■ JOB ■
Return each line holding the string "사회복지시설".

■ GIVEN DATA ■
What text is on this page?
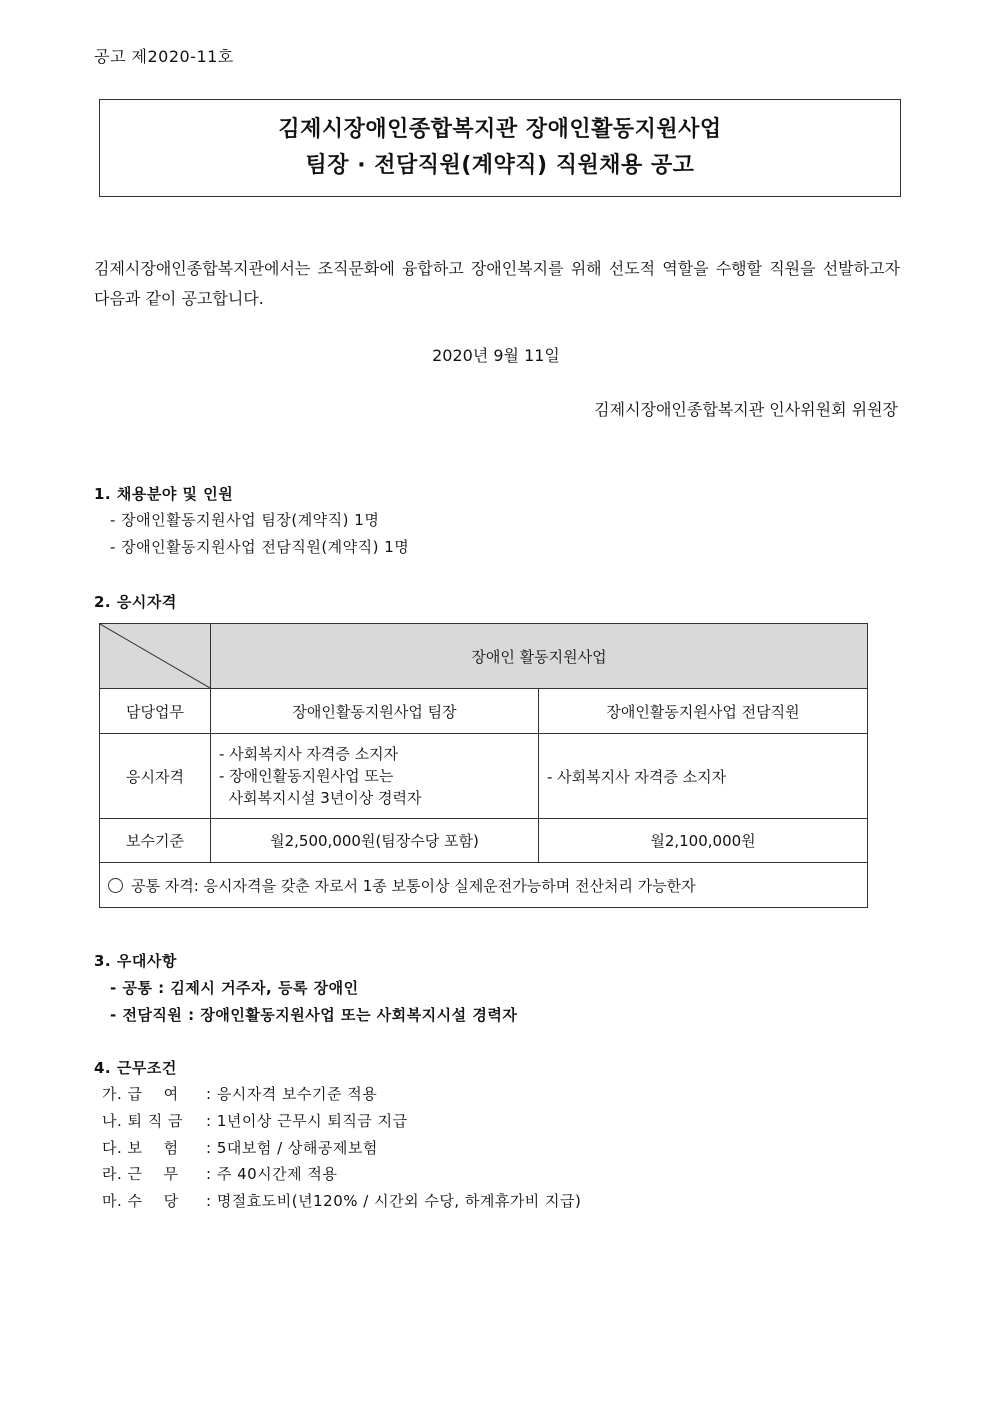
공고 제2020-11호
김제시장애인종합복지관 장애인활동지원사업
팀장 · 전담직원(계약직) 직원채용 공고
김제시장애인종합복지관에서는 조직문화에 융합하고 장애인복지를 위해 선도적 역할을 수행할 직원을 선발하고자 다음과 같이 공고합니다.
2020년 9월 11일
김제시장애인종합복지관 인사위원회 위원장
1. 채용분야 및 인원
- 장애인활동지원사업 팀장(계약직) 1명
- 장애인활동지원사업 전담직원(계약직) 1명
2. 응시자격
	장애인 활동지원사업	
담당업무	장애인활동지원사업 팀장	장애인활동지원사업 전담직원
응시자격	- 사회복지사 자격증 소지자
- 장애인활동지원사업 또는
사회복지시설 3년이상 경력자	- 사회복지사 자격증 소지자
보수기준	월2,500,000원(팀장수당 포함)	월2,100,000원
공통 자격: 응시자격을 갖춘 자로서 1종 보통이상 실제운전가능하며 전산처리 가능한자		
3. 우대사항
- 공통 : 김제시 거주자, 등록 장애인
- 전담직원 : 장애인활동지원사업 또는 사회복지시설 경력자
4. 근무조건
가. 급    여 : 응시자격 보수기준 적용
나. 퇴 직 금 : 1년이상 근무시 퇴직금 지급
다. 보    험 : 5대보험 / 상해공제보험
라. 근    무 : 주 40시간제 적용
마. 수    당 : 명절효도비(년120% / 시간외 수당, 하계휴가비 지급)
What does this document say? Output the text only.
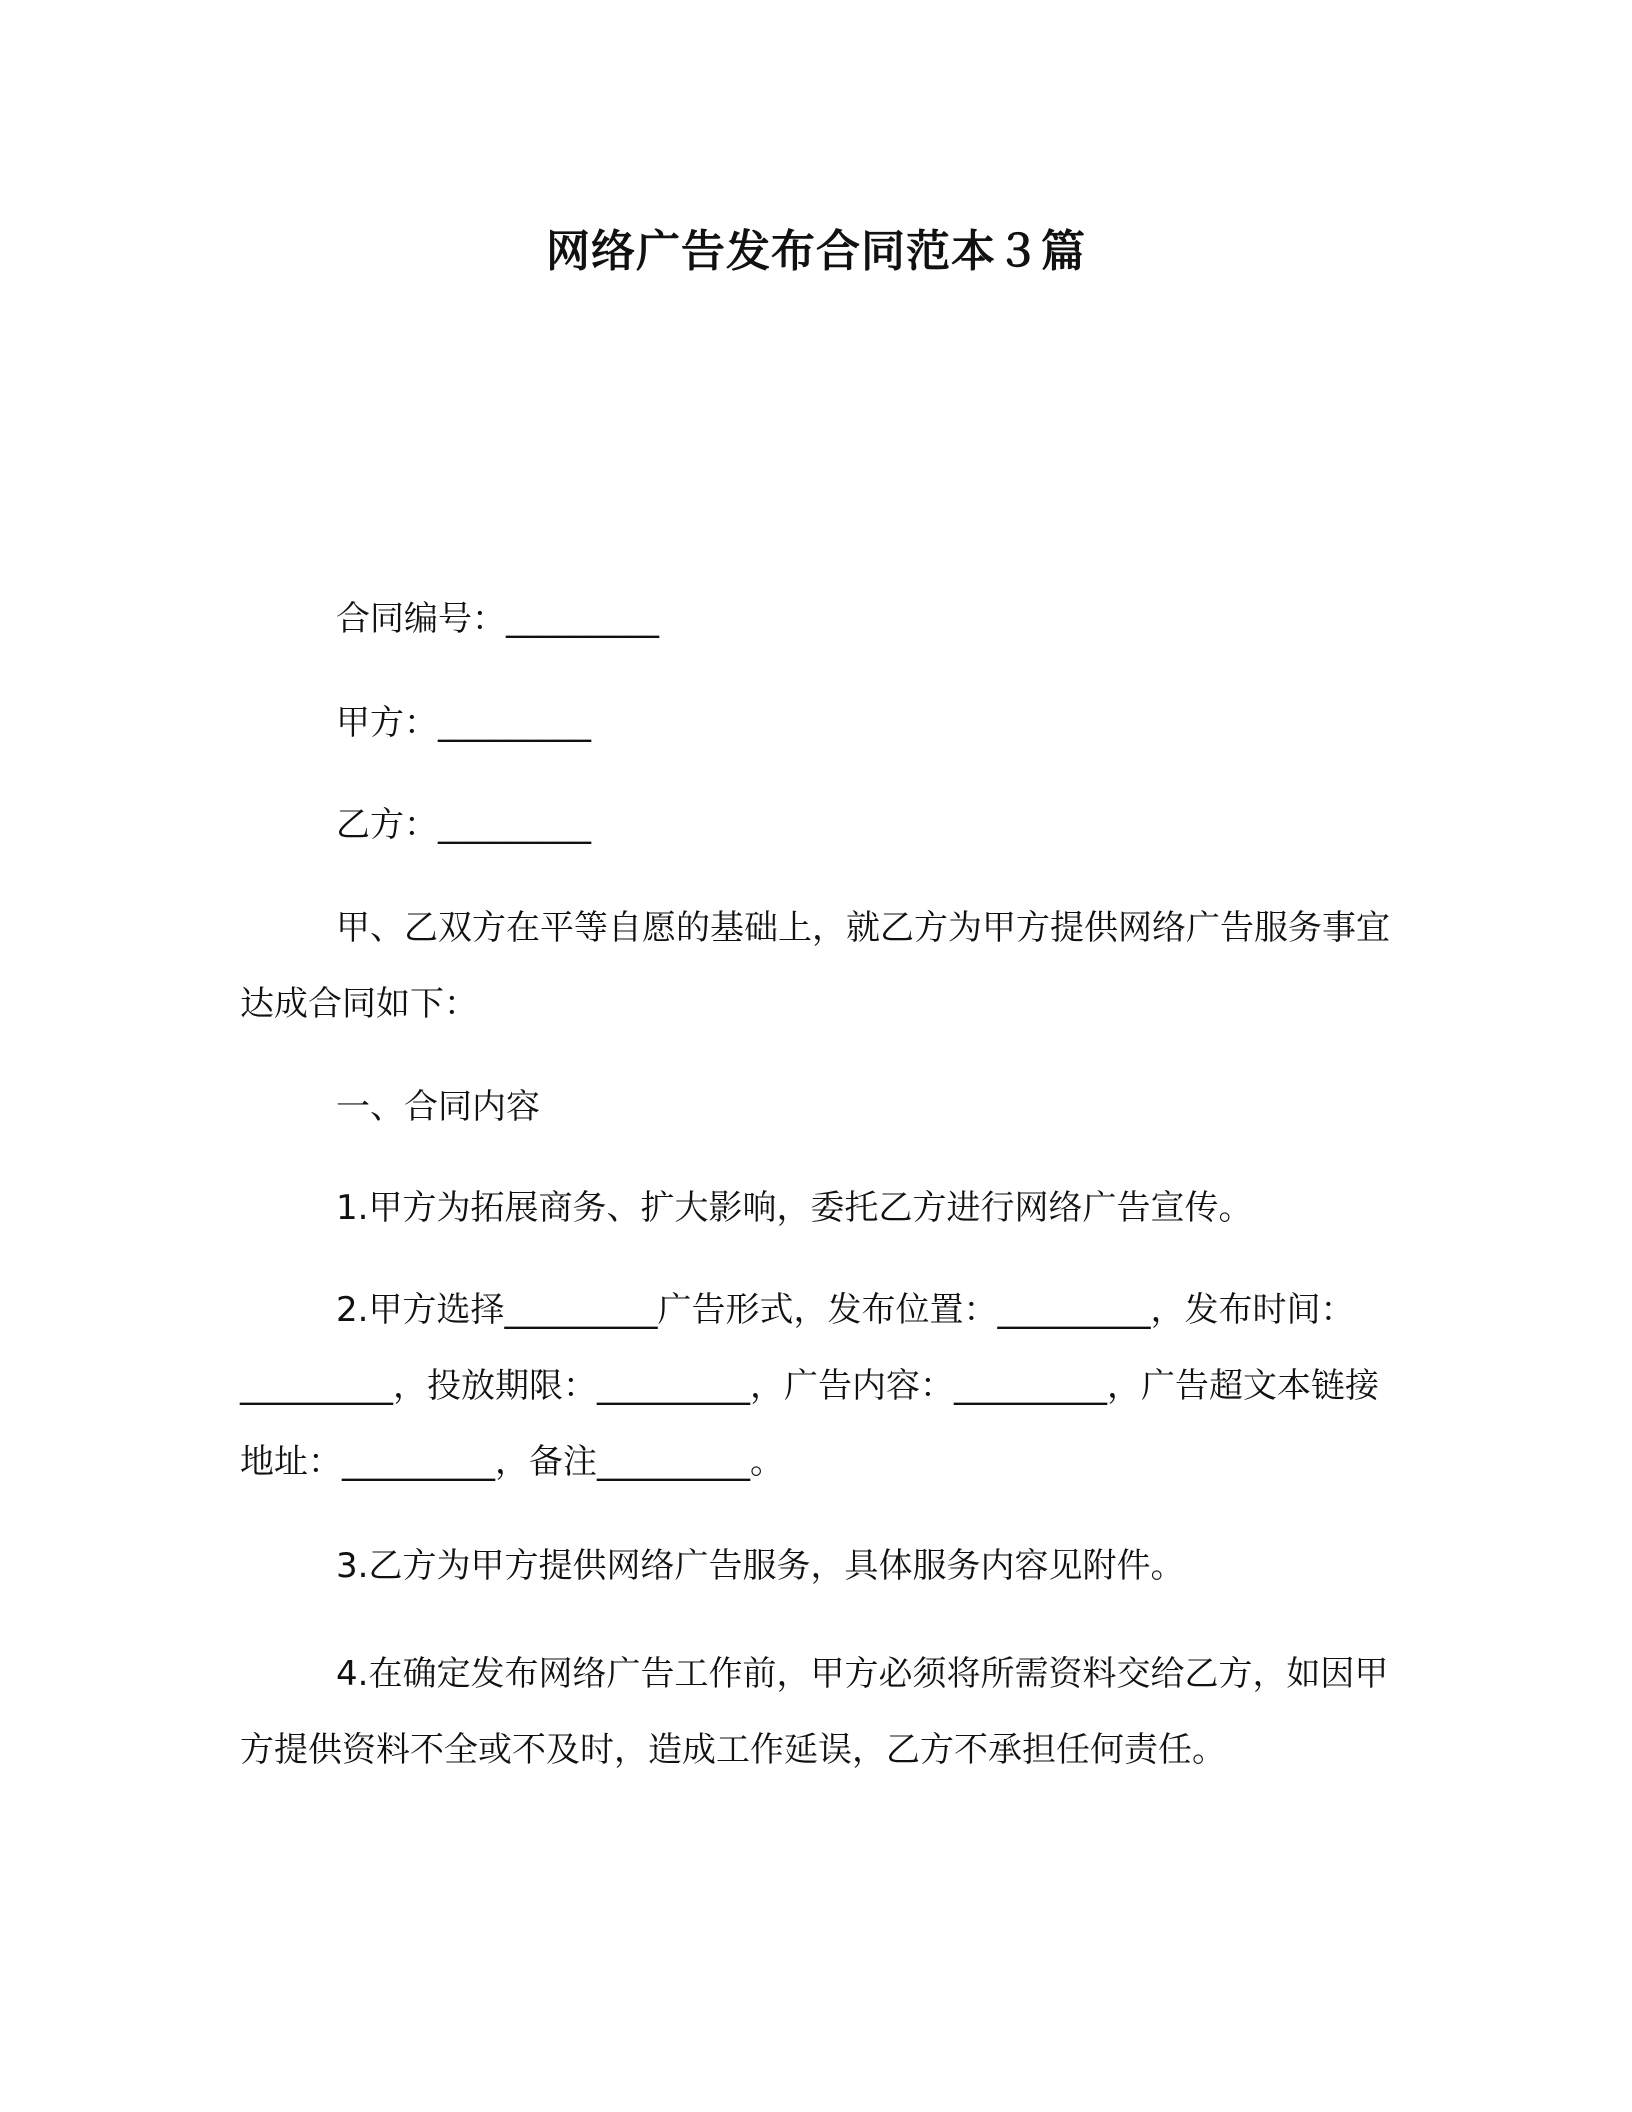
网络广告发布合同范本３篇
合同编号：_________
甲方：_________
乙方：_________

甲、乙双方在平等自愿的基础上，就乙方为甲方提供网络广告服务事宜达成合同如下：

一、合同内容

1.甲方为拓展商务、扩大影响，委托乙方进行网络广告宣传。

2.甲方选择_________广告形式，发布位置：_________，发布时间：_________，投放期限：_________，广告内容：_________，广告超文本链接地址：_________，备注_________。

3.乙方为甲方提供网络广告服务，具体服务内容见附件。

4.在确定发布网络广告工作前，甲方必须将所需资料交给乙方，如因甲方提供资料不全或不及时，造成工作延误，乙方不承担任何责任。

■ SOLUTION TO THIS PROBLEM ■
사회복지시설 3년이상 경력자	- 사회복지사 자격증 소지자
- 전담직원 : 장애인활동지원사업 또는 사회복지시설 경력자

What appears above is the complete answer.